Problems to solve
• A. Rewrite the paragraph of the marriage dissolution opinion that begins "Lance presented additional evidence" as a short bulleted list that keeps its main facts.
• B. Answer these questions from the marriage dissolution opinion:
(i) In what increments, and by what date each year, was the $125,000 equalization payment to be paid?
(ii) What standard is used to review the district court's award of attorney fees?
(iii) Which Iowa Code section sets forth the factors to consider in distributing property?
• C. Retype the part of the marriage dissolution opinion starting at "Upon dissolution, the" and ending at "568 (Iowa Ct. App. 1998).".

Page extract
* Begin *
Lance presented additional evidence regarding the termination of three of his farm leases beginning in March 2011. Lance testified these leases total approximately 363 acres and would result in a loss of 1815 bushels of soybeans and 53,700 bushels of corn. He also presented a recalculated, higher income projection for 2010 based on higher corn and soybean prices in two sales contracts for corn and soybeans. Lance also testified regarding new furniture he purchased in July 2010.

On Deanne's Iowa Rule of Civil Procedure 1.904 motion, the district court enlarged its findings such that the $125,000 equalization payment was to be paid in increments of $25,000 by October 1 of each calendar year, beginning in 2011.

II. Standard of Review

A decree for the dissolution of marriage is reviewed in equity. In re Marriage of Campbell, 623 N.W.2d 585, 586 (Iowa Ct. App. 2001). "Although we decide the issues raised on appeal anew, we give weight to the trial court's factual findings, especially with respect to the credibility of the witnesses." In re Marriage of Witten, 672 N.W.2d 768, 773 (Iowa 2003). We review the district court's award of attorney fees for abuse of discretion. In re Marriage of Sullins, 715 N.W.2d 242, 247 (Iowa 2006).

III. Analysis

A. Distribution of Property

Upon dissolution, the parties to a marriage are entitled to a "just and equitable share of the property accumulated through their joint efforts." In re Marriage of Hoffman, 493 N.W.2d 84, 87 (Iowa Ct. App. 1992). In determining what constitutes a "just and equitable share" of property, Iowa courts do not require the division of property to be equal, or based on a percentage. In re Marriage of Wendell, 581 N.W.2d 197, 199 (Iowa Ct. App. 1998). The distribution of property should also be made considering the factors set forth in Iowa Code section 598.21(5) (2009). In re Marriage of Dieger, 584 N.W.2d 567, 568 (Iowa Ct. App. 1998).
* End *
[Items from a dataset]
* Begin *
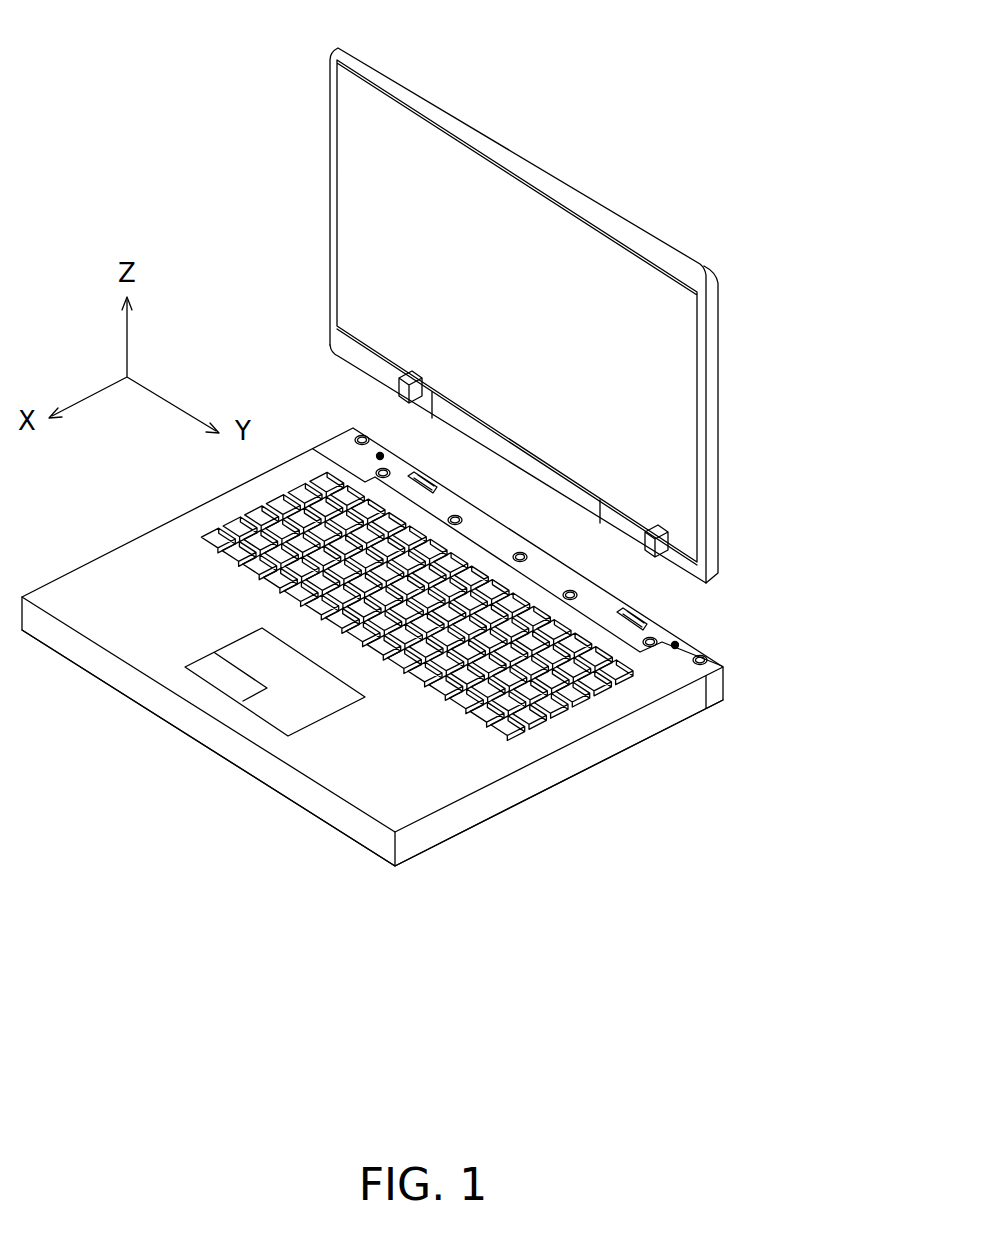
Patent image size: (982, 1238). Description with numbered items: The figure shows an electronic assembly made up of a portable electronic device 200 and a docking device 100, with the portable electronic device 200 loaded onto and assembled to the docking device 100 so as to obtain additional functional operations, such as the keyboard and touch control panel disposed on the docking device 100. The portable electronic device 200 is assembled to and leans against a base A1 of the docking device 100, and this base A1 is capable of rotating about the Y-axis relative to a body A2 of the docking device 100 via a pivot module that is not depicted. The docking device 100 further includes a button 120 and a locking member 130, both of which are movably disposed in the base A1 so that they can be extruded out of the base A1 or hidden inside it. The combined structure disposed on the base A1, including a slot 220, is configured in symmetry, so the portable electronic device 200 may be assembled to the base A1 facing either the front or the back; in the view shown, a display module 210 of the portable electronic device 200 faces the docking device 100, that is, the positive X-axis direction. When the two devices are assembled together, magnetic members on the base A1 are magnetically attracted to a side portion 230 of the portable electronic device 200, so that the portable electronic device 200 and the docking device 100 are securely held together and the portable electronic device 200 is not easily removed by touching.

The docking device 100 is at (415, 711).
The button 120 is at (680, 643).
The locking member 130 is at (645, 613).
The portable electronic device 200 is at (462, 302).
The display module 210 is at (357, 178).
The slot 220 is at (655, 528).
The side portion 230 is at (500, 453).
The base A1 is at (625, 628).
The body A2 is at (652, 861).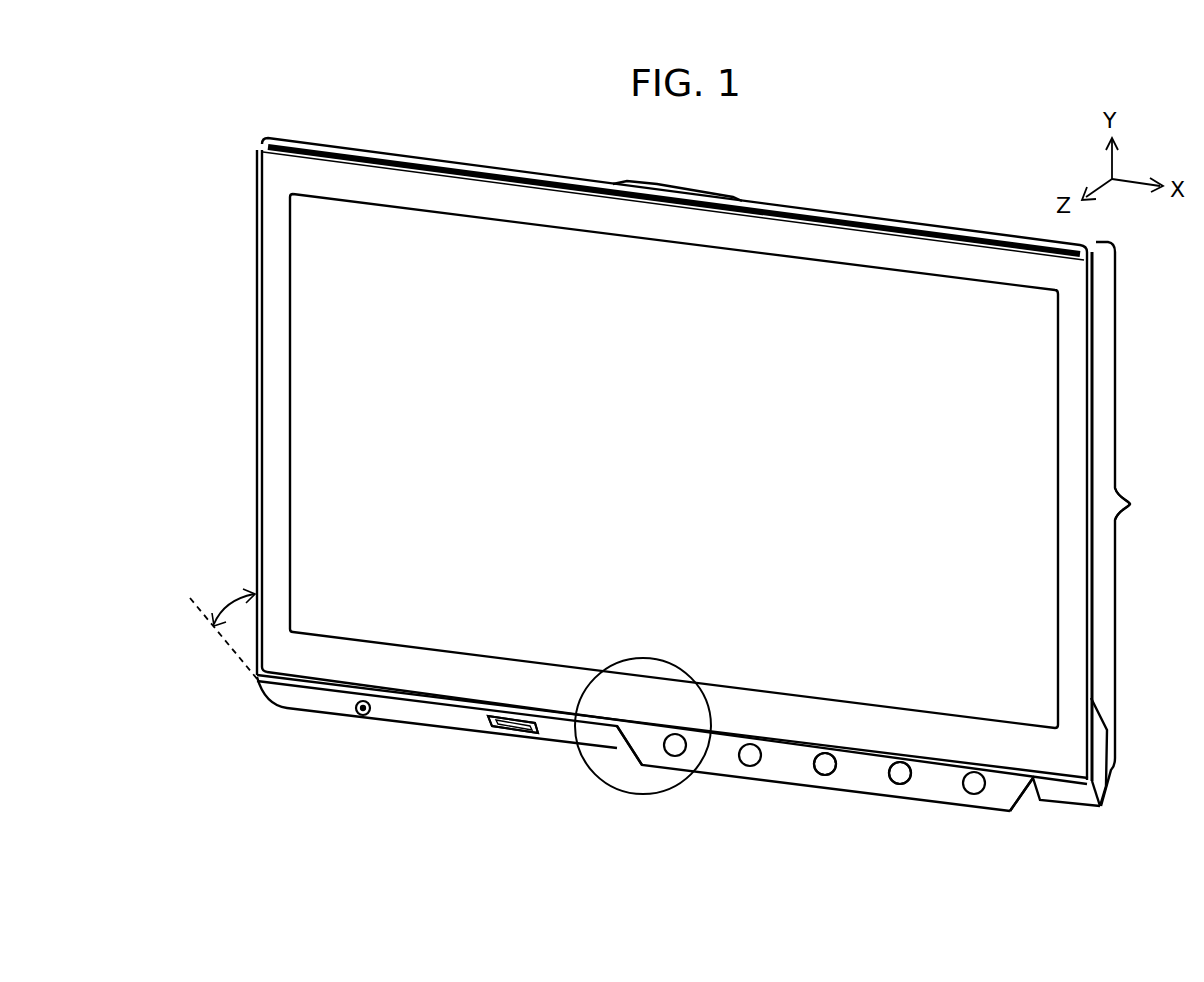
* End *
Outputs
• A.
- Lance presented more evidence about three of his farm leases, which were ending beginning in March 2011.
- The leases total about 363 acres, and their loss would mean losing 1815 bushels of soybeans and 53,700 bushels of corn.
- He presented a recalculated, higher income projection for 2010, based on higher corn and soybean prices in two sales contracts.
- He testified about new furniture he bought in July 2010.

• B.
(i) In increments of $25,000 by October 1 of each calendar year, beginning in 2011.
(ii) Abuse of discretion.
(iii) Iowa Code section 598.21(5) (2009).

• C.
Upon dissolution, the parties to a marriage are entitled to a "just and equitable share of the property accumulated through their joint efforts." In re Marriage of Hoffman, 493 N.W.2d 84, 87 (Iowa Ct. App. 1992). In determining what constitutes a "just and equitable share" of property, Iowa courts do not require the division of property to be equal, or based on a percentage. In re Marriage of Wendell, 581 N.W.2d 197, 199 (Iowa Ct. App. 1998). The distribution of property should also be made considering the factors set forth in Iowa Code section 598.21(5) (2009). In re Marriage of Dieger, 584 N.W.2d 567, 568 (Iowa Ct. App. 1998).